* _Input data_
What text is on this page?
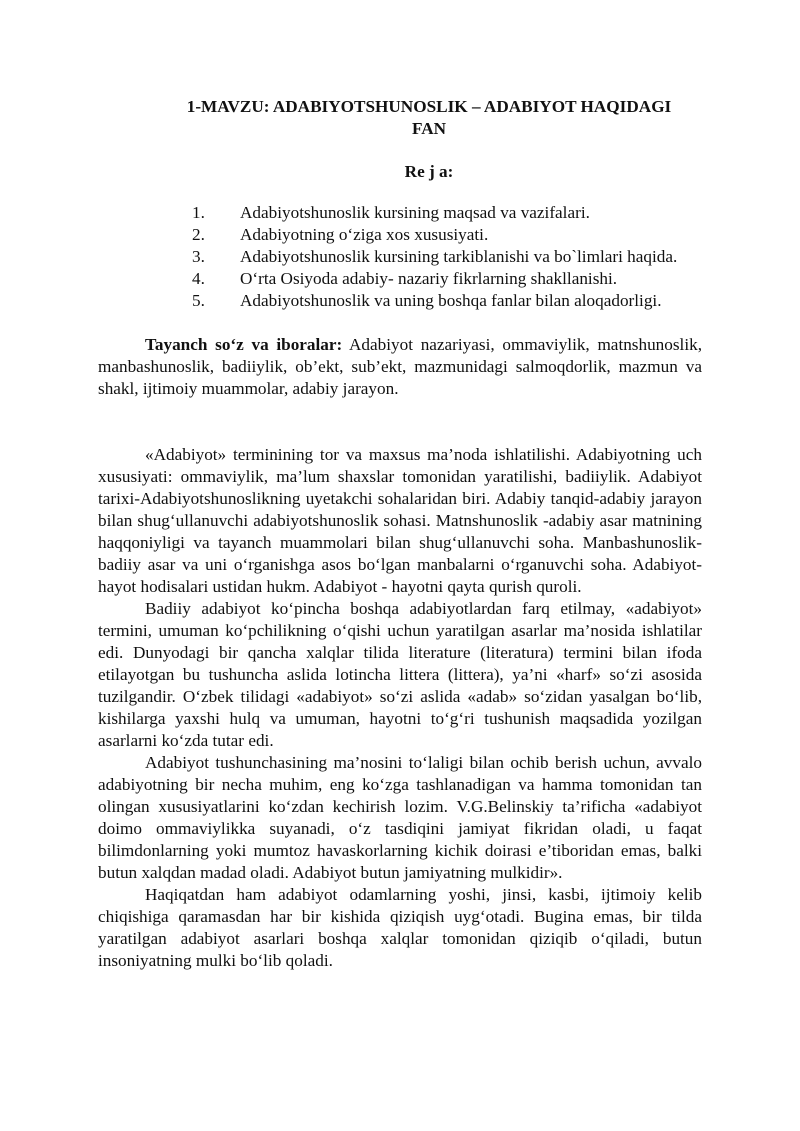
1-MAVZU: ADABIYOTSHUNOSLIK – ADABIYOT HAQIDAGI
FAN
Re j a:
1. Adabiyotshunoslik kursining maqsad va vazifalari.
2. Adabiyotning o‘ziga xos xususiyati.
3. Adabiyotshunoslik kursining tarkiblanishi va bo`limlari haqida.
4. O‘rta Osiyoda adabiy- nazariy fikrlarning shakllanishi.
5. Adabiyotshunoslik va uning boshqa fanlar bilan aloqadorligi.

Tayanch so‘z va iboralar: Adabiyot nazariyasi, ommaviylik, matnshunoslik, manbashunoslik, badiiylik, ob’ekt, sub’ekt, mazmunidagi salmoqdorlik, mazmun va shakl, ijtimoiy muammolar, adabiy jarayon.

«Adabiyot» terminining tor va maxsus ma’noda ishlatilishi. Adabiyotning uch xususiyati: ommaviylik, ma’lum shaxslar tomonidan yaratilishi, badiiylik. Adabiyot tarixi-Adabiyotshunoslikning uyetakchi sohalaridan biri. Adabiy tanqid-adabiy jarayon bilan shug‘ullanuvchi adabiyotshunoslik sohasi. Matnshunoslik -adabiy asar matnining haqqoniyligi va tayanch muammolari bilan shug‘ullanuvchi soha. Manbashunoslik-badiiy asar va uni o‘rganishga asos bo‘lgan manbalarni o‘rganuvchi soha. Adabiyot-hayot hodisalari ustidan hukm. Adabiyot - hayotni qayta qurish quroli.

Badiiy adabiyot ko‘pincha boshqa adabiyotlardan farq etilmay, «adabiyot» termini, umuman ko‘pchilikning o‘qishi uchun yaratilgan asarlar ma’nosida ishlatilar edi. Dunyodagi bir qancha xalqlar tilida literature (literatura) termini bilan ifoda etilayotgan bu tushuncha aslida lotincha littera (littera), ya’ni «harf» so‘zi asosida tuzilgandir. O‘zbek tilidagi «adabiyot» so‘zi aslida «adab» so‘zidan yasalgan bo‘lib, kishilarga yaxshi hulq va umuman, hayotni to‘g‘ri tushunish maqsadida yozilgan asarlarni ko‘zda tutar edi.

Adabiyot tushunchasining ma’nosini to‘laligi bilan ochib berish uchun, avvalo adabiyotning bir necha muhim, eng ko‘zga tashlanadigan va hamma tomonidan tan olingan xususiyatlarini ko‘zdan kechirish lozim. V.G.Belinskiy ta’rificha «adabiyot doimo ommaviylikka suyanadi, o‘z tasdiqini jamiyat fikridan oladi, u faqat bilimdonlarning yoki mumtoz havaskorlarning kichik doirasi e’tiboridan emas, balki butun xalqdan madad oladi. Adabiyot butun jamiyatning mulkidir».

Haqiqatdan ham adabiyot odamlarning yoshi, jinsi, kasbi, ijtimoiy kelib chiqishiga qaramasdan har bir kishida qiziqish uyg‘otadi. Bugina emas, bir tilda yaratilgan adabiyot asarlari boshqa xalqlar tomonidan qiziqib o‘qiladi, butun insoniyatning mulki bo‘lib qoladi.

* _What this task involves_
List the lines of the material in which the word "xususiyati" occurs.

* _Full response_
2. Adabiyotning o‘ziga xos xususiyati.
«Adabiyot» terminining tor va maxsus ma’noda ishlatilishi. Adabiyotning uch xususiyati: ommaviylik, ma’lum shaxslar tomonidan yaratilishi, badiiylik. Adabiyot tarixi-Adabiyotshunoslikning uyetakchi sohalaridan biri. Adabiy tanqid-adabiy jarayon bilan shug‘ullanuvchi adabiyotshunoslik sohasi. Matnshunoslik -adabiy asar matnining haqqoniyligi va tayanch muammolari bilan shug‘ullanuvchi soha. Manbashunoslik-badiiy asar va uni o‘rganishga asos bo‘lgan manbalarni o‘rganuvchi soha. Adabiyot-hayot hodisalari ustidan hukm. Adabiyot - hayotni qayta qurish quroli.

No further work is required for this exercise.